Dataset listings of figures
-- -- --

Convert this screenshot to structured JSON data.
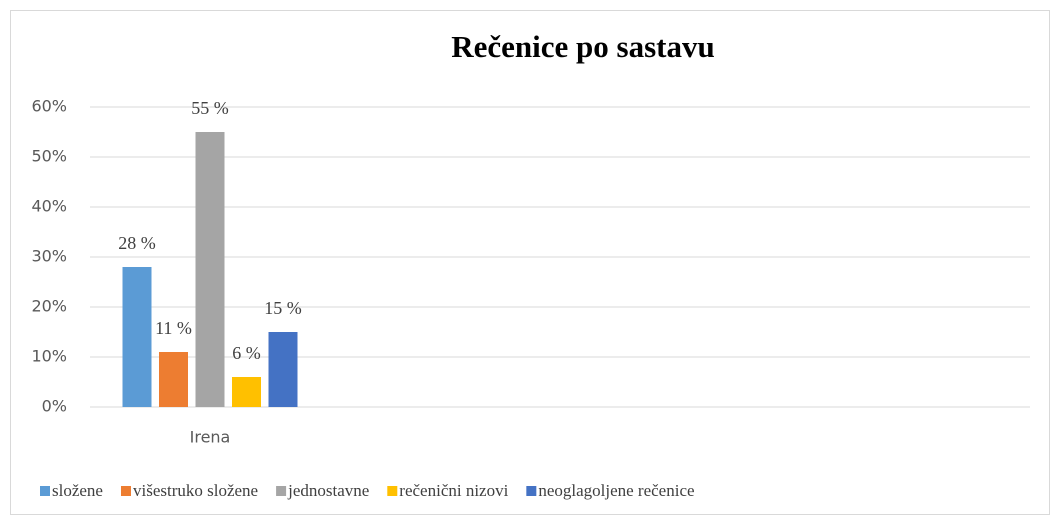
{
  "chart_data": {
    "type": "bar",
    "title": "Rečenice po sastavu",
    "categories": [
      "Irena"
    ],
    "series": [
      {
        "name": "složene",
        "color": "#5b9bd5",
        "values": [
          28
        ],
        "value_labels": [
          "28 %"
        ]
      },
      {
        "name": "višestruko složene",
        "color": "#ed7d31",
        "values": [
          11
        ],
        "value_labels": [
          "11 %"
        ]
      },
      {
        "name": "jednostavne",
        "color": "#a5a5a5",
        "values": [
          55
        ],
        "value_labels": [
          "55 %"
        ]
      },
      {
        "name": "rečenični nizovi",
        "color": "#ffc000",
        "values": [
          6
        ],
        "value_labels": [
          "6 %"
        ]
      },
      {
        "name": "neoglagoljene rečenice",
        "color": "#4472c4",
        "values": [
          15
        ],
        "value_labels": [
          "15 %"
        ]
      }
    ],
    "ylim": [
      0,
      60
    ],
    "yticks": [
      {
        "value": 0,
        "label": "0%"
      },
      {
        "value": 10,
        "label": "10%"
      },
      {
        "value": 20,
        "label": "20%"
      },
      {
        "value": 30,
        "label": "30%"
      },
      {
        "value": 40,
        "label": "40%"
      },
      {
        "value": 50,
        "label": "50%"
      },
      {
        "value": 60,
        "label": "60%"
      }
    ],
    "grid": true,
    "legend": "bottom"
  }
}
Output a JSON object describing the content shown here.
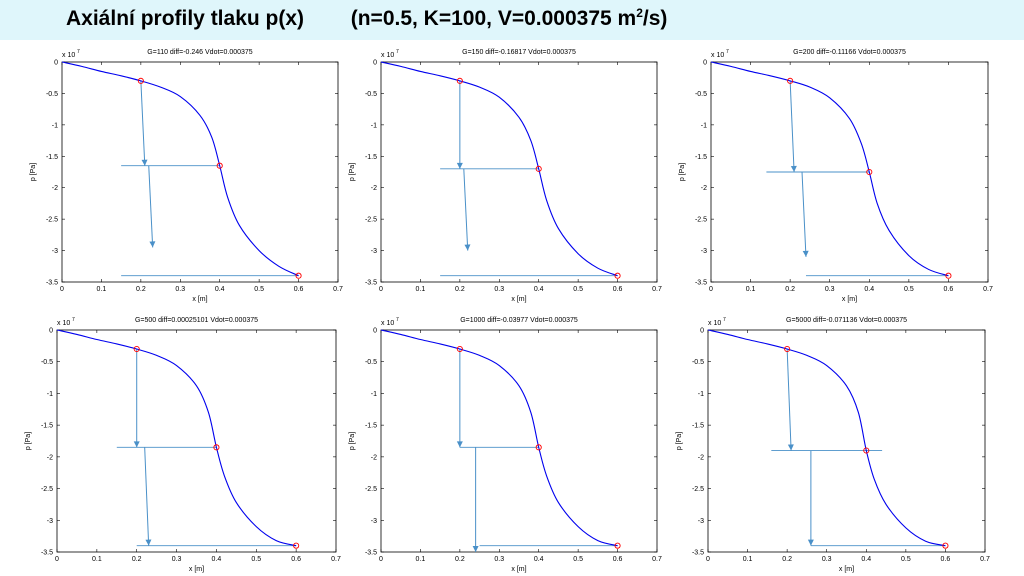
{
  "page": {
    "title_main": "Axiální profily tlaku p(x)",
    "title_params": "(n=0.5, K=100, V=0.000375 m",
    "title_sup": "2",
    "title_end": "/s)"
  },
  "colors": {
    "banner": "#dff6fb",
    "curve": "#0000ee",
    "arrow": "#4a90c8",
    "marker": "#ff0000"
  },
  "chart_data": [
    {
      "type": "line",
      "title": "G=110    diff=-0.246  Vdot=0.000375",
      "xlabel": "x [m]",
      "ylabel": "p [Pa]",
      "yscale_label": "x 10",
      "yscale_exp": "7",
      "xlim": [
        0,
        0.7
      ],
      "ylim": [
        -3.5,
        0
      ],
      "xticks": [
        "0",
        "0.1",
        "0.2",
        "0.3",
        "0.4",
        "0.5",
        "0.6",
        "0.7"
      ],
      "yticks": [
        "0",
        "-0.5",
        "-1",
        "-1.5",
        "-2",
        "-2.5",
        "-3",
        "-3.5"
      ],
      "x": [
        0,
        0.05,
        0.1,
        0.15,
        0.2,
        0.25,
        0.3,
        0.35,
        0.38,
        0.4,
        0.42,
        0.45,
        0.5,
        0.55,
        0.6
      ],
      "y": [
        0,
        -0.07,
        -0.15,
        -0.22,
        -0.3,
        -0.4,
        -0.55,
        -0.85,
        -1.2,
        -1.65,
        -2.15,
        -2.6,
        -3.0,
        -3.25,
        -3.4
      ],
      "markers": [
        {
          "x": 0.2,
          "y": -0.3
        },
        {
          "x": 0.4,
          "y": -1.65
        },
        {
          "x": 0.6,
          "y": -3.4
        }
      ],
      "guides": {
        "hline1": [
          0.15,
          0.4,
          -1.65
        ],
        "hline2": [
          0.15,
          0.6,
          -3.4
        ],
        "arrow1": [
          0.2,
          -0.3,
          0.21,
          -1.65
        ],
        "arrow2": [
          0.22,
          -1.65,
          0.23,
          -2.95
        ]
      }
    },
    {
      "type": "line",
      "title": "G=150    diff=-0.16817  Vdot=0.000375",
      "xlabel": "x [m]",
      "ylabel": "p [Pa]",
      "yscale_label": "x 10",
      "yscale_exp": "7",
      "xlim": [
        0,
        0.7
      ],
      "ylim": [
        -3.5,
        0
      ],
      "xticks": [
        "0",
        "0.1",
        "0.2",
        "0.3",
        "0.4",
        "0.5",
        "0.6",
        "0.7"
      ],
      "yticks": [
        "0",
        "-0.5",
        "-1",
        "-1.5",
        "-2",
        "-2.5",
        "-3",
        "-3.5"
      ],
      "x": [
        0,
        0.05,
        0.1,
        0.15,
        0.2,
        0.25,
        0.3,
        0.35,
        0.38,
        0.4,
        0.42,
        0.45,
        0.5,
        0.55,
        0.6
      ],
      "y": [
        0,
        -0.07,
        -0.15,
        -0.22,
        -0.3,
        -0.4,
        -0.56,
        -0.88,
        -1.25,
        -1.7,
        -2.2,
        -2.65,
        -3.05,
        -3.28,
        -3.4
      ],
      "markers": [
        {
          "x": 0.2,
          "y": -0.3
        },
        {
          "x": 0.4,
          "y": -1.7
        },
        {
          "x": 0.6,
          "y": -3.4
        }
      ],
      "guides": {
        "hline1": [
          0.15,
          0.4,
          -1.7
        ],
        "hline2": [
          0.15,
          0.6,
          -3.4
        ],
        "arrow1": [
          0.2,
          -0.3,
          0.2,
          -1.7
        ],
        "arrow2": [
          0.21,
          -1.7,
          0.22,
          -3.0
        ]
      }
    },
    {
      "type": "line",
      "title": "G=200    diff=-0.11166  Vdot=0.000375",
      "xlabel": "x [m]",
      "ylabel": "p [Pa]",
      "yscale_label": "x 10",
      "yscale_exp": "7",
      "xlim": [
        0,
        0.7
      ],
      "ylim": [
        -3.5,
        0
      ],
      "xticks": [
        "0",
        "0.1",
        "0.2",
        "0.3",
        "0.4",
        "0.5",
        "0.6",
        "0.7"
      ],
      "yticks": [
        "0",
        "-0.5",
        "-1",
        "-1.5",
        "-2",
        "-2.5",
        "-3",
        "-3.5"
      ],
      "x": [
        0,
        0.05,
        0.1,
        0.15,
        0.2,
        0.25,
        0.3,
        0.35,
        0.38,
        0.4,
        0.42,
        0.45,
        0.5,
        0.55,
        0.6
      ],
      "y": [
        0,
        -0.07,
        -0.15,
        -0.22,
        -0.3,
        -0.4,
        -0.57,
        -0.9,
        -1.3,
        -1.75,
        -2.25,
        -2.68,
        -3.08,
        -3.3,
        -3.4
      ],
      "markers": [
        {
          "x": 0.2,
          "y": -0.3
        },
        {
          "x": 0.4,
          "y": -1.75
        },
        {
          "x": 0.6,
          "y": -3.4
        }
      ],
      "guides": {
        "hline1": [
          0.14,
          0.4,
          -1.75
        ],
        "hline2": [
          0.24,
          0.6,
          -3.4
        ],
        "arrow1": [
          0.2,
          -0.3,
          0.21,
          -1.75
        ],
        "arrow2": [
          0.23,
          -1.75,
          0.24,
          -3.1
        ]
      }
    },
    {
      "type": "line",
      "title": "G=500    diff=0.00025101  Vdot=0.000375",
      "xlabel": "x [m]",
      "ylabel": "p [Pa]",
      "yscale_label": "x 10",
      "yscale_exp": "7",
      "xlim": [
        0,
        0.7
      ],
      "ylim": [
        -3.5,
        0
      ],
      "xticks": [
        "0",
        "0.1",
        "0.2",
        "0.3",
        "0.4",
        "0.5",
        "0.6",
        "0.7"
      ],
      "yticks": [
        "0",
        "-0.5",
        "-1",
        "-1.5",
        "-2",
        "-2.5",
        "-3",
        "-3.5"
      ],
      "x": [
        0,
        0.05,
        0.1,
        0.15,
        0.2,
        0.25,
        0.3,
        0.35,
        0.38,
        0.4,
        0.42,
        0.45,
        0.5,
        0.55,
        0.6
      ],
      "y": [
        0,
        -0.07,
        -0.15,
        -0.22,
        -0.3,
        -0.4,
        -0.56,
        -0.88,
        -1.3,
        -1.85,
        -2.3,
        -2.72,
        -3.1,
        -3.32,
        -3.4
      ],
      "markers": [
        {
          "x": 0.2,
          "y": -0.3
        },
        {
          "x": 0.4,
          "y": -1.85
        },
        {
          "x": 0.6,
          "y": -3.4
        }
      ],
      "guides": {
        "hline1": [
          0.15,
          0.4,
          -1.85
        ],
        "hline2": [
          0.2,
          0.6,
          -3.4
        ],
        "arrow1": [
          0.2,
          -0.3,
          0.2,
          -1.85
        ],
        "arrow2": [
          0.22,
          -1.85,
          0.23,
          -3.4
        ]
      }
    },
    {
      "type": "line",
      "title": "G=1000    diff=-0.03977  Vdot=0.000375",
      "xlabel": "x [m]",
      "ylabel": "p [Pa]",
      "yscale_label": "x 10",
      "yscale_exp": "7",
      "xlim": [
        0,
        0.7
      ],
      "ylim": [
        -3.5,
        0
      ],
      "xticks": [
        "0",
        "0.1",
        "0.2",
        "0.3",
        "0.4",
        "0.5",
        "0.6",
        "0.7"
      ],
      "yticks": [
        "0",
        "-0.5",
        "-1",
        "-1.5",
        "-2",
        "-2.5",
        "-3",
        "-3.5"
      ],
      "x": [
        0,
        0.05,
        0.1,
        0.15,
        0.2,
        0.25,
        0.3,
        0.35,
        0.38,
        0.4,
        0.42,
        0.45,
        0.5,
        0.55,
        0.6
      ],
      "y": [
        0,
        -0.07,
        -0.15,
        -0.22,
        -0.3,
        -0.4,
        -0.56,
        -0.88,
        -1.3,
        -1.85,
        -2.3,
        -2.72,
        -3.1,
        -3.32,
        -3.4
      ],
      "markers": [
        {
          "x": 0.2,
          "y": -0.3
        },
        {
          "x": 0.4,
          "y": -1.85
        },
        {
          "x": 0.6,
          "y": -3.4
        }
      ],
      "guides": {
        "hline1": [
          0.2,
          0.4,
          -1.85
        ],
        "hline2": [
          0.25,
          0.6,
          -3.4
        ],
        "arrow1": [
          0.2,
          -0.3,
          0.2,
          -1.85
        ],
        "arrow2": [
          0.24,
          -1.85,
          0.24,
          -3.5
        ]
      }
    },
    {
      "type": "line",
      "title": "G=5000    diff=-0.071136  Vdot=0.000375",
      "xlabel": "x [m]",
      "ylabel": "p [Pa]",
      "yscale_label": "x 10",
      "yscale_exp": "7",
      "xlim": [
        0,
        0.7
      ],
      "ylim": [
        -3.5,
        0
      ],
      "xticks": [
        "0",
        "0.1",
        "0.2",
        "0.3",
        "0.4",
        "0.5",
        "0.6",
        "0.7"
      ],
      "yticks": [
        "0",
        "-0.5",
        "-1",
        "-1.5",
        "-2",
        "-2.5",
        "-3",
        "-3.5"
      ],
      "x": [
        0,
        0.05,
        0.1,
        0.15,
        0.2,
        0.25,
        0.3,
        0.35,
        0.38,
        0.4,
        0.42,
        0.45,
        0.5,
        0.55,
        0.6
      ],
      "y": [
        0,
        -0.07,
        -0.15,
        -0.22,
        -0.3,
        -0.4,
        -0.56,
        -0.88,
        -1.3,
        -1.9,
        -2.35,
        -2.75,
        -3.12,
        -3.33,
        -3.4
      ],
      "markers": [
        {
          "x": 0.2,
          "y": -0.3
        },
        {
          "x": 0.4,
          "y": -1.9
        },
        {
          "x": 0.6,
          "y": -3.4
        }
      ],
      "guides": {
        "hline1": [
          0.16,
          0.44,
          -1.9
        ],
        "hline2": [
          0.26,
          0.6,
          -3.4
        ],
        "arrow1": [
          0.2,
          -0.3,
          0.21,
          -1.9
        ],
        "arrow2": [
          0.26,
          -1.9,
          0.26,
          -3.4
        ]
      }
    }
  ]
}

-- -- --

- **Requirement**:
Find every line that has "JSON" in it, then return those lines.

- **Finished answer**:
Convert this screenshot to structured JSON data.
Output a JSON object describing the content shown here.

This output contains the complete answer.